▸ **Short task**
Scan the material below for the string "panel", and copy every line where it shows up.

▸ **Provided data**
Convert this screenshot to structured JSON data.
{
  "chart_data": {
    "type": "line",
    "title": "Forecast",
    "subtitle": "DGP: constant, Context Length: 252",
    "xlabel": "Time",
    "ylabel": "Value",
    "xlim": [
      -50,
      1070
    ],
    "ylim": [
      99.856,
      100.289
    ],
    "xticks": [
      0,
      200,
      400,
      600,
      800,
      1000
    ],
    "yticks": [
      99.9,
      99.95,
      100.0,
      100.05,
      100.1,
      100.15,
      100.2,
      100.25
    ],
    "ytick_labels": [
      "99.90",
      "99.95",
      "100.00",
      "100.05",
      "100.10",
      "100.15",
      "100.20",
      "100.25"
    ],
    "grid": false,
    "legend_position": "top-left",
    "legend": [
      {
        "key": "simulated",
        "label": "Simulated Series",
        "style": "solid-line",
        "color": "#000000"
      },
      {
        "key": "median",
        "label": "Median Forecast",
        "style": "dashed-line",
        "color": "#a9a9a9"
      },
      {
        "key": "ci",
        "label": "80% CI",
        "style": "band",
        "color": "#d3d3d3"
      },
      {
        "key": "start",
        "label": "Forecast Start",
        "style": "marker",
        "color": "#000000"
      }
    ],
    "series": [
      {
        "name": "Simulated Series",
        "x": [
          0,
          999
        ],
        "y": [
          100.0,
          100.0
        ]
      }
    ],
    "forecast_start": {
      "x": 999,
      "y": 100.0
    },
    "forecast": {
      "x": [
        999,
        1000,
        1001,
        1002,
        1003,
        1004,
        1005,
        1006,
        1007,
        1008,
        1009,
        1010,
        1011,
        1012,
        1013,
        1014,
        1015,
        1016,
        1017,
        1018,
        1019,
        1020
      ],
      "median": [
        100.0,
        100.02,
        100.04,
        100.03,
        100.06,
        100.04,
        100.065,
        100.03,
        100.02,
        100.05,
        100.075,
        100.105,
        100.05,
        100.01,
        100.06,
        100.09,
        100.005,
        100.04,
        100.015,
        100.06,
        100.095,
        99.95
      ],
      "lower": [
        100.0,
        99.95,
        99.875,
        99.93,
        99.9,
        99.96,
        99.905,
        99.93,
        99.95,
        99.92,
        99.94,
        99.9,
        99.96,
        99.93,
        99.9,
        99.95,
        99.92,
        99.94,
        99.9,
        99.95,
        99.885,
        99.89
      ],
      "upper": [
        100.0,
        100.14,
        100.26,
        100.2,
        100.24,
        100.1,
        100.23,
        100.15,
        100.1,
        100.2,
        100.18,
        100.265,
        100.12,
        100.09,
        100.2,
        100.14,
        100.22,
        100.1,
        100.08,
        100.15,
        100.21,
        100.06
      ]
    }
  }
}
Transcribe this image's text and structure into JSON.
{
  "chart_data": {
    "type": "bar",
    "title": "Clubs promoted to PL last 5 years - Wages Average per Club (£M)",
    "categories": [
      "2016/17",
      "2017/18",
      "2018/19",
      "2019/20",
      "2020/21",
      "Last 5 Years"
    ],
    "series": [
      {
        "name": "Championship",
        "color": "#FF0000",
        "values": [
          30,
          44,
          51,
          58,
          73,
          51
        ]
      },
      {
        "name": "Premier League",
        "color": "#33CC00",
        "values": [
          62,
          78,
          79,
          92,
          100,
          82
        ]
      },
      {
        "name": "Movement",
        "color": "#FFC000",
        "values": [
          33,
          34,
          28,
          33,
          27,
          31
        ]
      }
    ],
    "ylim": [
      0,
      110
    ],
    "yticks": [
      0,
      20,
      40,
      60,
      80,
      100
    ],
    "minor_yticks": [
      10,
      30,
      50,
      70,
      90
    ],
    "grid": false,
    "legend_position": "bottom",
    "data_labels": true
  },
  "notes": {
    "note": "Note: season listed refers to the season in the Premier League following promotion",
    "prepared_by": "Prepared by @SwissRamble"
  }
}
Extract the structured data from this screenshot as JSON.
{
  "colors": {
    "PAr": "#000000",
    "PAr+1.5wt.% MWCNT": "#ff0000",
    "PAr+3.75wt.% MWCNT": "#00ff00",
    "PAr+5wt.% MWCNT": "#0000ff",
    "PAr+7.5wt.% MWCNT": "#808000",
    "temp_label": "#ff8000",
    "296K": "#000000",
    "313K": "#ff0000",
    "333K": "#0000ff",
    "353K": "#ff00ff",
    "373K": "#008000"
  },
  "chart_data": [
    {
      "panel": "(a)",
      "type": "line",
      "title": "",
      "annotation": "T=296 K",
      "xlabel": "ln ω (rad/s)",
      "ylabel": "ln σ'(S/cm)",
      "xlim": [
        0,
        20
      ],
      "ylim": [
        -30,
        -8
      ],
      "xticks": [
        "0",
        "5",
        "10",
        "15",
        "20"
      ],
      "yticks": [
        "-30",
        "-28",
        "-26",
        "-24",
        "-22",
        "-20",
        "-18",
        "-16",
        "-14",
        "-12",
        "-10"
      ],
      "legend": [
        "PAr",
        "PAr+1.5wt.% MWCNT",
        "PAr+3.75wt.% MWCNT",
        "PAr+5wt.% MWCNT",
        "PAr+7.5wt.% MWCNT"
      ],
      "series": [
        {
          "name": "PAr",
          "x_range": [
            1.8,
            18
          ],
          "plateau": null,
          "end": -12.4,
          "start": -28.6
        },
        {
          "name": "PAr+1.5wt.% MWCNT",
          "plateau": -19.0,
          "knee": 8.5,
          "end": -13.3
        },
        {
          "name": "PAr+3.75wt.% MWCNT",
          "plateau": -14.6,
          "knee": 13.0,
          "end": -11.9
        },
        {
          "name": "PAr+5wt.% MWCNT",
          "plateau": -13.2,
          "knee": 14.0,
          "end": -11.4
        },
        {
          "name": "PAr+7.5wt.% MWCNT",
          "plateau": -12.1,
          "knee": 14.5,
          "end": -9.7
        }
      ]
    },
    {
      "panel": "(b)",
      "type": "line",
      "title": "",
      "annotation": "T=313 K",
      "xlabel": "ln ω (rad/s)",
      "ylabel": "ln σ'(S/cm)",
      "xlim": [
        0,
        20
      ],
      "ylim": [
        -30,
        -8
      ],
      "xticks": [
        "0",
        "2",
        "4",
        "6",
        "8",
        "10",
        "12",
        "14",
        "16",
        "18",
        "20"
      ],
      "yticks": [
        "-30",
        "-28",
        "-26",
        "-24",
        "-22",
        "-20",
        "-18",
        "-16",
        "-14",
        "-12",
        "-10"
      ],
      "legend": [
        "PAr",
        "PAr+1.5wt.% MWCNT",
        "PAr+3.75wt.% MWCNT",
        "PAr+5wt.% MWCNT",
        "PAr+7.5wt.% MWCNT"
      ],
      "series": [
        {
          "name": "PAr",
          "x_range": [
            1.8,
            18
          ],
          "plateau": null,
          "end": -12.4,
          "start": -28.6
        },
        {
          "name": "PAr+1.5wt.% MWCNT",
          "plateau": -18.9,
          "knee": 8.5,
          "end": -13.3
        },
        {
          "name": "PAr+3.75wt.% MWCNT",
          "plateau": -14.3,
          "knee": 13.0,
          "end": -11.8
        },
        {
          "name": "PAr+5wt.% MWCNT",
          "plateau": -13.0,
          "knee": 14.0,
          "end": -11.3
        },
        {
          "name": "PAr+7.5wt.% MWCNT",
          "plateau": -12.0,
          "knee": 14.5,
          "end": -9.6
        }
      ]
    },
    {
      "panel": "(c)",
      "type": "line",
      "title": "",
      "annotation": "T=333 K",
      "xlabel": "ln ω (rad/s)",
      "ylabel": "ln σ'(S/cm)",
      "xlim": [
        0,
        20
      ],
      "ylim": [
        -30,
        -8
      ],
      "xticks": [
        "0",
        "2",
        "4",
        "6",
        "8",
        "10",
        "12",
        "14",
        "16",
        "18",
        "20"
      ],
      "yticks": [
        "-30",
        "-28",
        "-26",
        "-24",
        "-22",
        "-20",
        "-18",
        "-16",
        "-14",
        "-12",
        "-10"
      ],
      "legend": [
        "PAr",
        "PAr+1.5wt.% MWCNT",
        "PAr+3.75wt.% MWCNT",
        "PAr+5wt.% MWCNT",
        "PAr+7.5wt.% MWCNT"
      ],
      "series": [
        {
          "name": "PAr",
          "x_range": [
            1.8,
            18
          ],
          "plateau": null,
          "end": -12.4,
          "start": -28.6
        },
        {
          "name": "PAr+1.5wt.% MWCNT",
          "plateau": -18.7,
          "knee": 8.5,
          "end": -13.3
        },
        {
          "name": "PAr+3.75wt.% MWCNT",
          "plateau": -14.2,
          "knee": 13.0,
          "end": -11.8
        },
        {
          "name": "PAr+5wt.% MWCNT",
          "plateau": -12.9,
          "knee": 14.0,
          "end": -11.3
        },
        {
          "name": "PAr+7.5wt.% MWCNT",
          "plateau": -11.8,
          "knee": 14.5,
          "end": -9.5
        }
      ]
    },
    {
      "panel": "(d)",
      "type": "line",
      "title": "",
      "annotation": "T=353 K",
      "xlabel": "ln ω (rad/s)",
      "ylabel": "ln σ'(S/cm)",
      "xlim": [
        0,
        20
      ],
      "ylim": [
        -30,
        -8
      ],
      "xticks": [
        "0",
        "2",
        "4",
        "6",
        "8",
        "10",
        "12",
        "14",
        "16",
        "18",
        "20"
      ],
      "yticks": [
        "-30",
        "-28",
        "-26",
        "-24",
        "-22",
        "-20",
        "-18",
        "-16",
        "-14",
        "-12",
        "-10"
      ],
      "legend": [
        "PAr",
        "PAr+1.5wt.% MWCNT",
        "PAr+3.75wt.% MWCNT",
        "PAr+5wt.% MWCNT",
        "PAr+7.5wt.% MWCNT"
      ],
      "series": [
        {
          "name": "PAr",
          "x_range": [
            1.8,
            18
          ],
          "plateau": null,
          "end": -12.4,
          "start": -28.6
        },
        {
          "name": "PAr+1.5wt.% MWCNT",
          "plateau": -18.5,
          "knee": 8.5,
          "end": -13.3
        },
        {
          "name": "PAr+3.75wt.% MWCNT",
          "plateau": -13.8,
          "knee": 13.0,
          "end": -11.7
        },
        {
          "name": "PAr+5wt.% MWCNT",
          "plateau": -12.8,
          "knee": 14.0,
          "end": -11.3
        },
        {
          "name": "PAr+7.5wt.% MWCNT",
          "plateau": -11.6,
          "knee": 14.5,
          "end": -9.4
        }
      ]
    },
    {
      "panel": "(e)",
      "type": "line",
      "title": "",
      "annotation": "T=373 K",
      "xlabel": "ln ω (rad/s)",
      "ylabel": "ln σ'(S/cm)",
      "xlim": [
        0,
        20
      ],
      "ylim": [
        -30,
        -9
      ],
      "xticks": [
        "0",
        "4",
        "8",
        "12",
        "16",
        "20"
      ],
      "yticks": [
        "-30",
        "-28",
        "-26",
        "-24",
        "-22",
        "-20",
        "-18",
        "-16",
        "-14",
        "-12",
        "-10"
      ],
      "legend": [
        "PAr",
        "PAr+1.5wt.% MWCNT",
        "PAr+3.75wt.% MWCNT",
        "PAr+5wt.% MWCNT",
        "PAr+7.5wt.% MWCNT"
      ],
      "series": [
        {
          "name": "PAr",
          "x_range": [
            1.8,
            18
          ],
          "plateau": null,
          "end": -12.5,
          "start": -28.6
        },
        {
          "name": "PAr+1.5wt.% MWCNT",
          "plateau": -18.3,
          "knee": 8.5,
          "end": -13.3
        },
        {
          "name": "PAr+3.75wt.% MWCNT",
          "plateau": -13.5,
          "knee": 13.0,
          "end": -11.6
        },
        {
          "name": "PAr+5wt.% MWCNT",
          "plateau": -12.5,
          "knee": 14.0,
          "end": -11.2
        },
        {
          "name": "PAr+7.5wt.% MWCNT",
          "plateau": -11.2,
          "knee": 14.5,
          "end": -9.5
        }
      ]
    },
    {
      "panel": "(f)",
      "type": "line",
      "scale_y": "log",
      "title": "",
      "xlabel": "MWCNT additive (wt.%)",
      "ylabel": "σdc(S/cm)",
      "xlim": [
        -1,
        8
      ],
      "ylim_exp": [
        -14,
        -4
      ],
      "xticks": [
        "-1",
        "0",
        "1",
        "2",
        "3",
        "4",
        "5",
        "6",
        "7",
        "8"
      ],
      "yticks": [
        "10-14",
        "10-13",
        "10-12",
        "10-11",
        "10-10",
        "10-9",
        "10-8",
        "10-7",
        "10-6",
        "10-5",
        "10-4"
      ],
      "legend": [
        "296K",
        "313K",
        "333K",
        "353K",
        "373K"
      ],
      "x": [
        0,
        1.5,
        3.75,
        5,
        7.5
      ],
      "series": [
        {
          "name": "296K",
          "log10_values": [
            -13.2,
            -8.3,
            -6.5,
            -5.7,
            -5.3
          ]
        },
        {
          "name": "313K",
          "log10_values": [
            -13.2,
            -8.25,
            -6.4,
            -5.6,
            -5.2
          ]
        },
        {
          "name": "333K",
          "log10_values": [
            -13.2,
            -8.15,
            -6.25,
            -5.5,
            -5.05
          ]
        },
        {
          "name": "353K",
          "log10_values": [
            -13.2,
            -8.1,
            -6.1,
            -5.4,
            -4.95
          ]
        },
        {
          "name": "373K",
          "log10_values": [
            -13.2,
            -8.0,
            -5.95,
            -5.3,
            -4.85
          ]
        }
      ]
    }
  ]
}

▸ **Written answer**
      "panel": "(a)",
      "panel": "(b)",
      "panel": "(c)",
      "panel": "(d)",
      "panel": "(e)",
      "panel": "(f)",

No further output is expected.